*DATASET EXTRACT*

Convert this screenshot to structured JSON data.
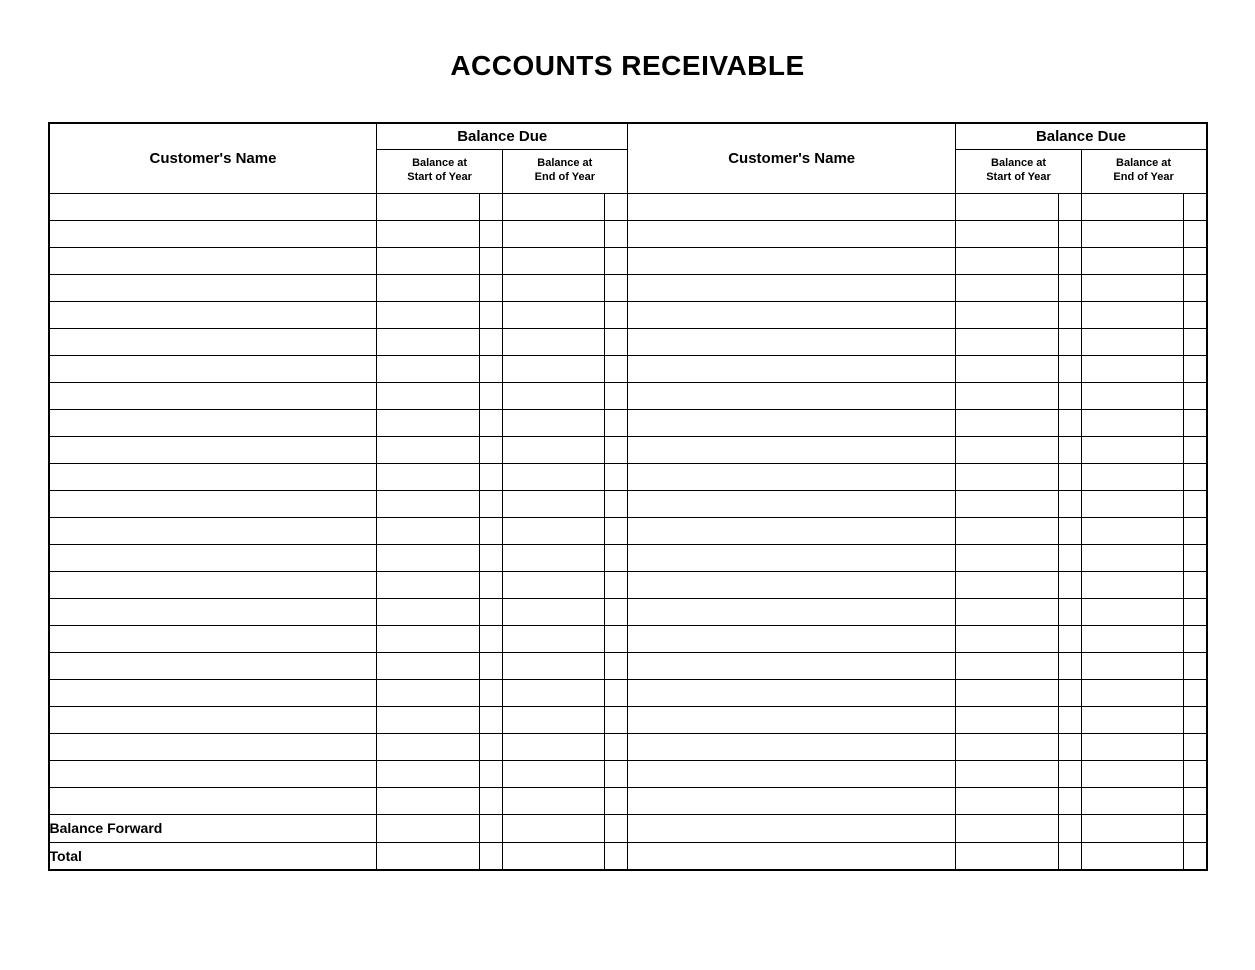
{
  "title": "ACCOUNTS RECEIVABLE",
  "headers": {
    "customer_name": "Customer's Name",
    "balance_due": "Balance Due",
    "balance_start": "Balance at\nStart of Year",
    "balance_end": "Balance at\nEnd of Year"
  },
  "rows": [
    {
      "l_name": "",
      "l_start": "",
      "l_start2": "",
      "l_end": "",
      "l_end2": "",
      "r_name": "",
      "r_start": "",
      "r_start2": "",
      "r_end": "",
      "r_end2": ""
    },
    {
      "l_name": "",
      "l_start": "",
      "l_start2": "",
      "l_end": "",
      "l_end2": "",
      "r_name": "",
      "r_start": "",
      "r_start2": "",
      "r_end": "",
      "r_end2": ""
    },
    {
      "l_name": "",
      "l_start": "",
      "l_start2": "",
      "l_end": "",
      "l_end2": "",
      "r_name": "",
      "r_start": "",
      "r_start2": "",
      "r_end": "",
      "r_end2": ""
    },
    {
      "l_name": "",
      "l_start": "",
      "l_start2": "",
      "l_end": "",
      "l_end2": "",
      "r_name": "",
      "r_start": "",
      "r_start2": "",
      "r_end": "",
      "r_end2": ""
    },
    {
      "l_name": "",
      "l_start": "",
      "l_start2": "",
      "l_end": "",
      "l_end2": "",
      "r_name": "",
      "r_start": "",
      "r_start2": "",
      "r_end": "",
      "r_end2": ""
    },
    {
      "l_name": "",
      "l_start": "",
      "l_start2": "",
      "l_end": "",
      "l_end2": "",
      "r_name": "",
      "r_start": "",
      "r_start2": "",
      "r_end": "",
      "r_end2": ""
    },
    {
      "l_name": "",
      "l_start": "",
      "l_start2": "",
      "l_end": "",
      "l_end2": "",
      "r_name": "",
      "r_start": "",
      "r_start2": "",
      "r_end": "",
      "r_end2": ""
    },
    {
      "l_name": "",
      "l_start": "",
      "l_start2": "",
      "l_end": "",
      "l_end2": "",
      "r_name": "",
      "r_start": "",
      "r_start2": "",
      "r_end": "",
      "r_end2": ""
    },
    {
      "l_name": "",
      "l_start": "",
      "l_start2": "",
      "l_end": "",
      "l_end2": "",
      "r_name": "",
      "r_start": "",
      "r_start2": "",
      "r_end": "",
      "r_end2": ""
    },
    {
      "l_name": "",
      "l_start": "",
      "l_start2": "",
      "l_end": "",
      "l_end2": "",
      "r_name": "",
      "r_start": "",
      "r_start2": "",
      "r_end": "",
      "r_end2": ""
    },
    {
      "l_name": "",
      "l_start": "",
      "l_start2": "",
      "l_end": "",
      "l_end2": "",
      "r_name": "",
      "r_start": "",
      "r_start2": "",
      "r_end": "",
      "r_end2": ""
    },
    {
      "l_name": "",
      "l_start": "",
      "l_start2": "",
      "l_end": "",
      "l_end2": "",
      "r_name": "",
      "r_start": "",
      "r_start2": "",
      "r_end": "",
      "r_end2": ""
    },
    {
      "l_name": "",
      "l_start": "",
      "l_start2": "",
      "l_end": "",
      "l_end2": "",
      "r_name": "",
      "r_start": "",
      "r_start2": "",
      "r_end": "",
      "r_end2": ""
    },
    {
      "l_name": "",
      "l_start": "",
      "l_start2": "",
      "l_end": "",
      "l_end2": "",
      "r_name": "",
      "r_start": "",
      "r_start2": "",
      "r_end": "",
      "r_end2": ""
    },
    {
      "l_name": "",
      "l_start": "",
      "l_start2": "",
      "l_end": "",
      "l_end2": "",
      "r_name": "",
      "r_start": "",
      "r_start2": "",
      "r_end": "",
      "r_end2": ""
    },
    {
      "l_name": "",
      "l_start": "",
      "l_start2": "",
      "l_end": "",
      "l_end2": "",
      "r_name": "",
      "r_start": "",
      "r_start2": "",
      "r_end": "",
      "r_end2": ""
    },
    {
      "l_name": "",
      "l_start": "",
      "l_start2": "",
      "l_end": "",
      "l_end2": "",
      "r_name": "",
      "r_start": "",
      "r_start2": "",
      "r_end": "",
      "r_end2": ""
    },
    {
      "l_name": "",
      "l_start": "",
      "l_start2": "",
      "l_end": "",
      "l_end2": "",
      "r_name": "",
      "r_start": "",
      "r_start2": "",
      "r_end": "",
      "r_end2": ""
    },
    {
      "l_name": "",
      "l_start": "",
      "l_start2": "",
      "l_end": "",
      "l_end2": "",
      "r_name": "",
      "r_start": "",
      "r_start2": "",
      "r_end": "",
      "r_end2": ""
    },
    {
      "l_name": "",
      "l_start": "",
      "l_start2": "",
      "l_end": "",
      "l_end2": "",
      "r_name": "",
      "r_start": "",
      "r_start2": "",
      "r_end": "",
      "r_end2": ""
    },
    {
      "l_name": "",
      "l_start": "",
      "l_start2": "",
      "l_end": "",
      "l_end2": "",
      "r_name": "",
      "r_start": "",
      "r_start2": "",
      "r_end": "",
      "r_end2": ""
    },
    {
      "l_name": "",
      "l_start": "",
      "l_start2": "",
      "l_end": "",
      "l_end2": "",
      "r_name": "",
      "r_start": "",
      "r_start2": "",
      "r_end": "",
      "r_end2": ""
    },
    {
      "l_name": "",
      "l_start": "",
      "l_start2": "",
      "l_end": "",
      "l_end2": "",
      "r_name": "",
      "r_start": "",
      "r_start2": "",
      "r_end": "",
      "r_end2": ""
    }
  ],
  "footer": {
    "balance_forward": "Balance Forward",
    "total": "Total"
  }
}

*GIVEN PROBLEM*
Pick out each line above that includes "Balance" and show it.

*SOLUTION TO THE EXERCISE*
    "balance_due": "Balance Due",
    "balance_start": "Balance at\nStart of Year",
    "balance_end": "Balance at\nEnd of Year"
    "balance_forward": "Balance Forward",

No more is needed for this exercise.